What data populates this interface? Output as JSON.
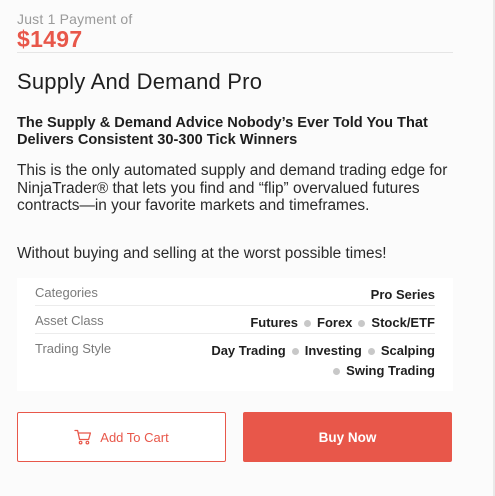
{
  "pricing": {
    "label": "Just 1 Payment of",
    "amount": "$1497"
  },
  "product": {
    "title": "Supply And Demand Pro",
    "headline": "The Supply & Demand Advice Nobody’s Ever Told You That Delivers Consistent 30-300 Tick Winners",
    "description": "This is the only automated supply and demand trading edge for NinjaTrader® that lets you find and “flip” overvalued futures contracts—in your favorite markets and timeframes.",
    "tagline": "Without buying and selling at the worst possible times!"
  },
  "details": {
    "categories": {
      "label": "Categories",
      "values": [
        "Pro Series"
      ]
    },
    "asset_class": {
      "label": "Asset Class",
      "values": [
        "Futures",
        "Forex",
        "Stock/ETF"
      ]
    },
    "trading_style": {
      "label": "Trading Style",
      "values": [
        "Day Trading",
        "Investing",
        "Scalping",
        "Swing Trading"
      ]
    }
  },
  "actions": {
    "add_to_cart_label": "Add To Cart",
    "buy_now_label": "Buy Now",
    "cart_icon": "cart-icon"
  },
  "colors": {
    "accent": "#e8574a",
    "muted_text": "#9a9a9a",
    "dot": "#c8c8c8"
  }
}
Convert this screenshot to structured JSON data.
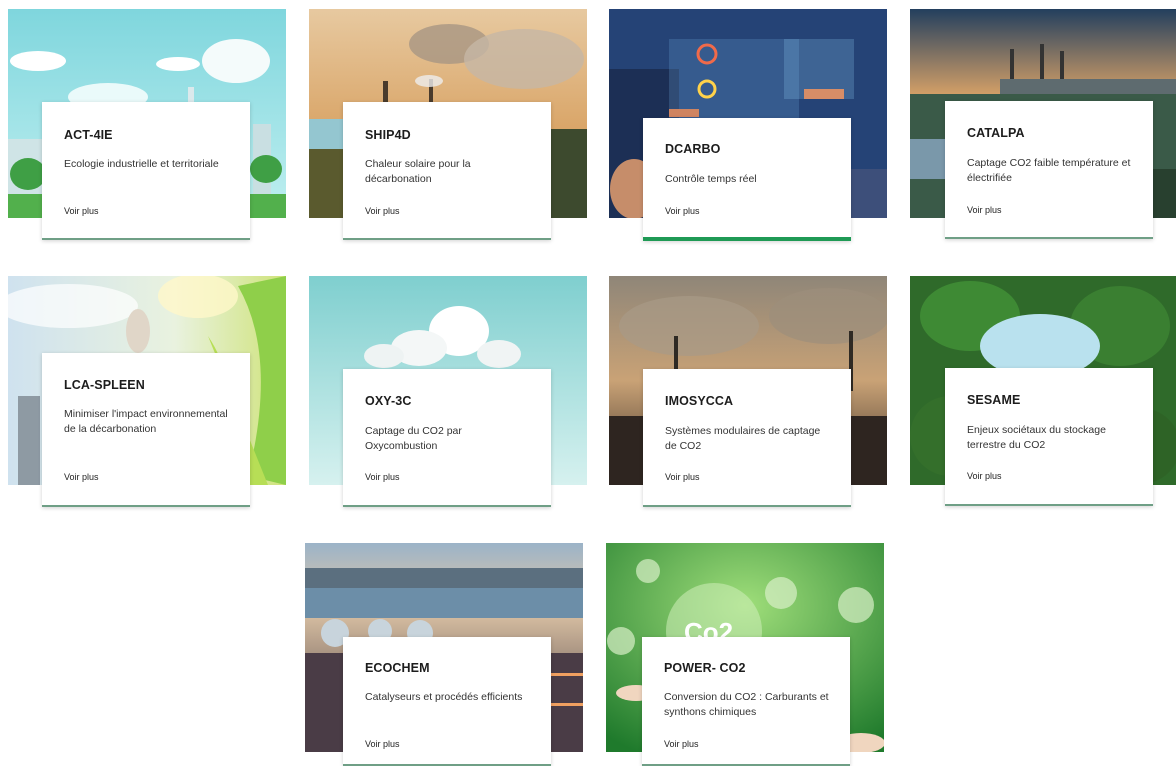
{
  "projects": [
    {
      "title": "ACT-4IE",
      "description": "Ecologie industrielle et territoriale",
      "link": "Voir plus"
    },
    {
      "title": "SHIP4D",
      "description": "Chaleur solaire pour la décarbonation",
      "link": "Voir plus"
    },
    {
      "title": "DCARBO",
      "description": "Contrôle temps réel",
      "link": "Voir plus"
    },
    {
      "title": "CATALPA",
      "description": "Captage CO2 faible température et électrifiée",
      "link": "Voir plus"
    },
    {
      "title": "LCA-SPLEEN",
      "description": "Minimiser l'impact environnemental de la décarbonation",
      "link": "Voir plus"
    },
    {
      "title": "OXY-3C",
      "description": "Captage du CO2 par Oxycombustion",
      "link": "Voir plus"
    },
    {
      "title": "IMOSYCCA",
      "description": "Systèmes modulaires de captage de CO2",
      "link": "Voir plus"
    },
    {
      "title": "SESAME",
      "description": "Enjeux sociétaux du stockage terrestre du CO2",
      "link": "Voir plus"
    },
    {
      "title": "ECOCHEM",
      "description": "Catalyseurs et procédés efficients",
      "link": "Voir plus"
    },
    {
      "title": "POWER- CO2",
      "description": "Conversion du CO2 : Carburants et synthons chimiques",
      "link": "Voir plus"
    }
  ],
  "image_text": {
    "co2_bubble": "Co2"
  },
  "colors": {
    "accent_green": "#1f9a55",
    "card_border": "#6f9f86"
  }
}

-*-*-

## GIVEN EXERCISE
Go through the entries above and print each one exactly, minus the pictures.

## OUTPUT
What data populates this interface? Output as JSON.
{
  "pricing": {
    "label": "Just 1 Payment of",
    "amount": "$1497"
  },
  "product": {
    "title": "Supply And Demand Pro",
    "headline": "The Supply & Demand Advice Nobody’s Ever Told You That Delivers Consistent 30-300 Tick Winners",
    "description": "This is the only automated supply and demand trading edge for NinjaTrader® that lets you find and “flip” overvalued futures contracts—in your favorite markets and timeframes.",
    "tagline": "Without buying and selling at the worst possible times!"
  },
  "details": {
    "categories": {
      "label": "Categories",
      "values": [
        "Pro Series"
      ]
    },
    "asset_class": {
      "label": "Asset Class",
      "values": [
        "Futures",
        "Forex",
        "Stock/ETF"
      ]
    },
    "trading_style": {
      "label": "Trading Style",
      "values": [
        "Day Trading",
        "Investing",
        "Scalping",
        "Swing Trading"
      ]
    }
  },
  "actions": {
    "add_to_cart_label": "Add To Cart",
    "buy_now_label": "Buy Now",
    "cart_icon": "cart-icon"
  },
  "colors": {
    "accent": "#e8574a",
    "muted_text": "#9a9a9a",
    "dot": "#c8c8c8"
  }
}
Convert this screenshot to structured JSON data.
{
  "projects": [
    {
      "title": "ACT-4IE",
      "description": "Ecologie industrielle et territoriale",
      "link": "Voir plus"
    },
    {
      "title": "SHIP4D",
      "description": "Chaleur solaire pour la décarbonation",
      "link": "Voir plus"
    },
    {
      "title": "DCARBO",
      "description": "Contrôle temps réel",
      "link": "Voir plus"
    },
    {
      "title": "CATALPA",
      "description": "Captage CO2 faible température et électrifiée",
      "link": "Voir plus"
    },
    {
      "title": "LCA-SPLEEN",
      "description": "Minimiser l'impact environnemental de la décarbonation",
      "link": "Voir plus"
    },
    {
      "title": "OXY-3C",
      "description": "Captage du CO2 par Oxycombustion",
      "link": "Voir plus"
    },
    {
      "title": "IMOSYCCA",
      "description": "Systèmes modulaires de captage de CO2",
      "link": "Voir plus"
    },
    {
      "title": "SESAME",
      "description": "Enjeux sociétaux du stockage terrestre du CO2",
      "link": "Voir plus"
    },
    {
      "title": "ECOCHEM",
      "description": "Catalyseurs et procédés efficients",
      "link": "Voir plus"
    },
    {
      "title": "POWER- CO2",
      "description": "Conversion du CO2 : Carburants et synthons chimiques",
      "link": "Voir plus"
    }
  ],
  "image_text": {
    "co2_bubble": "Co2"
  },
  "colors": {
    "accent_green": "#1f9a55",
    "card_border": "#6f9f86"
  }
}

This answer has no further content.